Written request.
Out of the lines below, please list those that hold the string "name".

Given entries.
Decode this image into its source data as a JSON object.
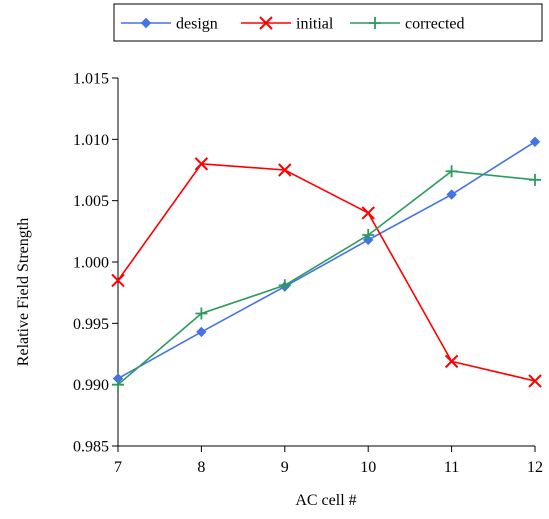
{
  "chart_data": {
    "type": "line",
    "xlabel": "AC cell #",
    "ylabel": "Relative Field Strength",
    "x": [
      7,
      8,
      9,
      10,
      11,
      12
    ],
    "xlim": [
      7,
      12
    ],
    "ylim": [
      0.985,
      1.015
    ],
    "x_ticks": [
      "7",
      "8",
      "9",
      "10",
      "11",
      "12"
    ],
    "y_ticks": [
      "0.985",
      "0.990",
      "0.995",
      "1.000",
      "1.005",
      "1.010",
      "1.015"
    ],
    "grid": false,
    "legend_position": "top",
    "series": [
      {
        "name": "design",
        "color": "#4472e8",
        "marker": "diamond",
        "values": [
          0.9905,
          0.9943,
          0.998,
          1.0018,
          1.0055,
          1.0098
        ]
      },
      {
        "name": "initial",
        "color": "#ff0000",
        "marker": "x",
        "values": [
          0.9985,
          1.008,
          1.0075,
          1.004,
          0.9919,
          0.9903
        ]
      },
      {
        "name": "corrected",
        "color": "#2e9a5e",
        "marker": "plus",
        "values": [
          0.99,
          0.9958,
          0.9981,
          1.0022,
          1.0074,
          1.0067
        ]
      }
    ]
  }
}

==

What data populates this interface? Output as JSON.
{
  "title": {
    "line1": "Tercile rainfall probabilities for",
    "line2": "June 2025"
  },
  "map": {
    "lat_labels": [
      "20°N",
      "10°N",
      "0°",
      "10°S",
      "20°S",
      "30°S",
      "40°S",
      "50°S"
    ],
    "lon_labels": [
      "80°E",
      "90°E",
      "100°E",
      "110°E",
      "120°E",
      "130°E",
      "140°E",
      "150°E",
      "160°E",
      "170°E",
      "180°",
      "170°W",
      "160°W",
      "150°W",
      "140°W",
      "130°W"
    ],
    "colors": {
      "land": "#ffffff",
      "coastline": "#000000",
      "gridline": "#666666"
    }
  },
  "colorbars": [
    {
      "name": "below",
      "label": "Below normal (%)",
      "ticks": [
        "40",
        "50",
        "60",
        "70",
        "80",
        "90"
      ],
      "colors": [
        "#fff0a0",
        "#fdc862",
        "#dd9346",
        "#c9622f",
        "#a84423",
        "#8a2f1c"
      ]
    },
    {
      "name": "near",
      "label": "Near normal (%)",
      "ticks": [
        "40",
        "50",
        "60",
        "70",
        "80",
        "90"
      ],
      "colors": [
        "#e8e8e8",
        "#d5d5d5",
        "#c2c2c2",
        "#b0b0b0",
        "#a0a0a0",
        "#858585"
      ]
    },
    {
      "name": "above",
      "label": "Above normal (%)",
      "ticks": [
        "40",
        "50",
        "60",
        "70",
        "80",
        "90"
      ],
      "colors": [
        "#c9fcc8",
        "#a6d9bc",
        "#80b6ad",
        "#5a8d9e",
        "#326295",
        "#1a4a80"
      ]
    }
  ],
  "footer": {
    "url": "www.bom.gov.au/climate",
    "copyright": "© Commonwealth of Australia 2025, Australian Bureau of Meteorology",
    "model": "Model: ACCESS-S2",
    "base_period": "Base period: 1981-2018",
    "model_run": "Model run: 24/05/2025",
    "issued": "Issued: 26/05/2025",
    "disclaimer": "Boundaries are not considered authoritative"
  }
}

Answer to this problem.
        "name": "design",
        "name": "initial",
        "name": "corrected",
      "name": "below",
      "name": "near",
      "name": "above",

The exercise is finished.